§ **WHAT IS BEING ASKED**: Scan the data below and pick out the lines containing the word "Demo".

** begin **

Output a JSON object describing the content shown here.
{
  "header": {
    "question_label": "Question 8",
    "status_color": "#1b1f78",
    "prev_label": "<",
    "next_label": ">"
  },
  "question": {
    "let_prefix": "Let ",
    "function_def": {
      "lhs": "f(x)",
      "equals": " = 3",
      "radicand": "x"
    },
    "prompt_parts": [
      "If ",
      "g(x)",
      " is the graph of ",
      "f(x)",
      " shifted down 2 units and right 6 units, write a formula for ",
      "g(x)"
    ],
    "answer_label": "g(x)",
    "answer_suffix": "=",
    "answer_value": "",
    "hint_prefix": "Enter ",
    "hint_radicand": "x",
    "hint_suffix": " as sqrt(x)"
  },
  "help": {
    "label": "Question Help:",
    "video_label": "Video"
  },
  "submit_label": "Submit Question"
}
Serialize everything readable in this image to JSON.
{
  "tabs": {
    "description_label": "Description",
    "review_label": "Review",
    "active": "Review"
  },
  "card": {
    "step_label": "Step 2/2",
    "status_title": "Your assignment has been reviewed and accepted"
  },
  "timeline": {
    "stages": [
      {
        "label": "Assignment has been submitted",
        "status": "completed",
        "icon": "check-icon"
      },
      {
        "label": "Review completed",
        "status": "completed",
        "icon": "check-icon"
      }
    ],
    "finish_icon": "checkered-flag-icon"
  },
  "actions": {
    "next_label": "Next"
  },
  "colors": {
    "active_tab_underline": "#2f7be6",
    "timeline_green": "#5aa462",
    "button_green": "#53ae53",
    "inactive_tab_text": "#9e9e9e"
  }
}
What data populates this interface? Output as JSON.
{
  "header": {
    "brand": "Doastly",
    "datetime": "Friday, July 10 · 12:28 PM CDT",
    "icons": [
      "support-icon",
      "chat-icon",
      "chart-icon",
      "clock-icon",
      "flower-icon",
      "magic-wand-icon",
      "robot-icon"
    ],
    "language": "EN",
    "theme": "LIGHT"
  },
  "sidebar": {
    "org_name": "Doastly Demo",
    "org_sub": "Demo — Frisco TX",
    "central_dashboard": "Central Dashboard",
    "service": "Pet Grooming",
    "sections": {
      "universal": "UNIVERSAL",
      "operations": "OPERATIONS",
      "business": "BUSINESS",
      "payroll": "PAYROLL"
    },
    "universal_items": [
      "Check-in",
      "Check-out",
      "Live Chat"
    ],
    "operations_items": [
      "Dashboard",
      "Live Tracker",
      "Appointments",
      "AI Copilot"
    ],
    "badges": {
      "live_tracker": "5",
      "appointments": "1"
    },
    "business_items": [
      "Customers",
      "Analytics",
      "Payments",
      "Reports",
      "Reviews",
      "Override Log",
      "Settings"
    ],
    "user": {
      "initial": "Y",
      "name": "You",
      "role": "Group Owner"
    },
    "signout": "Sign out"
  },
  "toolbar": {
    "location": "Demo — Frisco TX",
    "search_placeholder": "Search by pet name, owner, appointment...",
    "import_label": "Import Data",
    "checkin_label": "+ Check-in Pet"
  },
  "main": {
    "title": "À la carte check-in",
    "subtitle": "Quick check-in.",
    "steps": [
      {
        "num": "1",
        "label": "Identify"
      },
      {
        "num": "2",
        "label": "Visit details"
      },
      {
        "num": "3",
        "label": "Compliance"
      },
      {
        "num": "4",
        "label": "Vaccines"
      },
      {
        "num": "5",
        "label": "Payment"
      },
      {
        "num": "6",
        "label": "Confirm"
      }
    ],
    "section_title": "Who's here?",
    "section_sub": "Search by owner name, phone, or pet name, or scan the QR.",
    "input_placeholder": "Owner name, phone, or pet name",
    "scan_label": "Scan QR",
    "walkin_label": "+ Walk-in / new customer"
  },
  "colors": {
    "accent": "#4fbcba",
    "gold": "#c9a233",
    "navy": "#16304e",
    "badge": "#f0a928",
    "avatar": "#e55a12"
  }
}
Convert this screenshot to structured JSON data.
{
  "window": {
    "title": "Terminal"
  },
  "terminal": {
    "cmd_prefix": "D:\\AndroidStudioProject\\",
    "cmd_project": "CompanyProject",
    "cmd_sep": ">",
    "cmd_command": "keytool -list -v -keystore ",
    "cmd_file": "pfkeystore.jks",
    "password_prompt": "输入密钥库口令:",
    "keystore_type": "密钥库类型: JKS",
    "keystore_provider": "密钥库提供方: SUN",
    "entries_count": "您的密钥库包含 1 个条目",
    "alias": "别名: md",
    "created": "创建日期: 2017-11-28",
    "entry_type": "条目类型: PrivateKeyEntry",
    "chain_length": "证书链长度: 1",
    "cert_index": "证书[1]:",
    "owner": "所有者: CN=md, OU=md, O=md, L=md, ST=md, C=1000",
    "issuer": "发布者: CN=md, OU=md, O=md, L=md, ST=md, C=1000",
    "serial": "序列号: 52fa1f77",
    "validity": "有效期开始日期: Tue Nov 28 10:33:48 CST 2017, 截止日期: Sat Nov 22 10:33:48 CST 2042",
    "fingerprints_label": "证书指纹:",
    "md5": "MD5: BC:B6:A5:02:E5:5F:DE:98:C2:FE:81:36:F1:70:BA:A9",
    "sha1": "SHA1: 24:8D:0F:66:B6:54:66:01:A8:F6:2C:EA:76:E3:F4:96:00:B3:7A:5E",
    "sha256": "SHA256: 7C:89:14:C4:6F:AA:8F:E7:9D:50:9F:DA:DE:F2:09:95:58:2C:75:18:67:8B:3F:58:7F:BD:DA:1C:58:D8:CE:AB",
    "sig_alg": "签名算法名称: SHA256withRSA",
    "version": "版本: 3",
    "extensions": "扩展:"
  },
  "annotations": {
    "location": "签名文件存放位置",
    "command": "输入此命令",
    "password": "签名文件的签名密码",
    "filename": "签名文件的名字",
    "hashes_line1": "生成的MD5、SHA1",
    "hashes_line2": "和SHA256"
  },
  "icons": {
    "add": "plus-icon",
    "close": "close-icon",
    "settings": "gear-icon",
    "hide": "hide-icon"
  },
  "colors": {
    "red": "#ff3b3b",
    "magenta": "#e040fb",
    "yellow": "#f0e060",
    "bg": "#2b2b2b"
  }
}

** end **

§ **COMPLETE ANSWER**:
    "org_name": "Doastly Demo",
    "org_sub": "Demo — Frisco TX",
    "location": "Demo — Frisco TX",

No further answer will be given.